▶ AIM: Repeat all entries exactly.

▶ INFORMATION GIVEN:
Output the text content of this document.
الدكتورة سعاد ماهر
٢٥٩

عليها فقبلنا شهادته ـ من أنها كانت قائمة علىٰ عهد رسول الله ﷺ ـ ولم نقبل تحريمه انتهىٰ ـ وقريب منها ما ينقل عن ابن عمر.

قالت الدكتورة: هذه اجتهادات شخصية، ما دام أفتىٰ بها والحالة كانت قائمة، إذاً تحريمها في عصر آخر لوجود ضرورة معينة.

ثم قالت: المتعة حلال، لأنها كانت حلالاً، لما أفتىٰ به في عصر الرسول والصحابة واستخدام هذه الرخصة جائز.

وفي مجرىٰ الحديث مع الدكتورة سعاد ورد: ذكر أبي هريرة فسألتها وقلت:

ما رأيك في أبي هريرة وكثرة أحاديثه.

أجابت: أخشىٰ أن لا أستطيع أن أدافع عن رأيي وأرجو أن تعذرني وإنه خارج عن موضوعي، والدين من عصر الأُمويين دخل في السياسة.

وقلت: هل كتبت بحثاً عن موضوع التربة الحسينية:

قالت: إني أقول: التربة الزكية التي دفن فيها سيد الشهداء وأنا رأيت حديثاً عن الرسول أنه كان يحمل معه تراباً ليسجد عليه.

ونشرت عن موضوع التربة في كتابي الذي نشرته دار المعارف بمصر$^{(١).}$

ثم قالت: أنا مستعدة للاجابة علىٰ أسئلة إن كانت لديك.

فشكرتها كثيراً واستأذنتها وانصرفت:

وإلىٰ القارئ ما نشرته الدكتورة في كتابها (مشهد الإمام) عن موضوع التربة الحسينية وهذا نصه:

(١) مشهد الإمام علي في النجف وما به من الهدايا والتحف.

▶ ANSWER TO THIS TASK:
Output the text content of this document.
الدكتورة سعاد ماهر
٢٥٩

عليها فقبلنا شهادته ـ من أنها كانت قائمة علىٰ عهد رسول الله ﷺ ـ ولم نقبل تحريمه انتهىٰ ـ وقريب منها ما ينقل عن ابن عمر.

قالت الدكتورة: هذه اجتهادات شخصية، ما دام أفتىٰ بها والحالة كانت قائمة، إذاً تحريمها في عصر آخر لوجود ضرورة معينة.

ثم قالت: المتعة حلال، لأنها كانت حلالاً، لما أفتىٰ به في عصر الرسول والصحابة واستخدام هذه الرخصة جائز.

وفي مجرىٰ الحديث مع الدكتورة سعاد ورد: ذكر أبي هريرة فسألتها وقلت:

ما رأيك في أبي هريرة وكثرة أحاديثه.

أجابت: أخشىٰ أن لا أستطيع أن أدافع عن رأيي وأرجو أن تعذرني وإنه خارج عن موضوعي، والدين من عصر الأُمويين دخل في السياسة.

وقلت: هل كتبت بحثاً عن موضوع التربة الحسينية:

قالت: إني أقول: التربة الزكية التي دفن فيها سيد الشهداء وأنا رأيت حديثاً عن الرسول أنه كان يحمل معه تراباً ليسجد عليه.

ونشرت عن موضوع التربة في كتابي الذي نشرته دار المعارف بمصر$^{(١).}$

ثم قالت: أنا مستعدة للاجابة علىٰ أسئلة إن كانت لديك.

فشكرتها كثيراً واستأذنتها وانصرفت:

وإلىٰ القارئ ما نشرته الدكتورة في كتابها (مشهد الإمام) عن موضوع التربة الحسينية وهذا نصه:

(١) مشهد الإمام علي في النجف وما به من الهدايا والتحف.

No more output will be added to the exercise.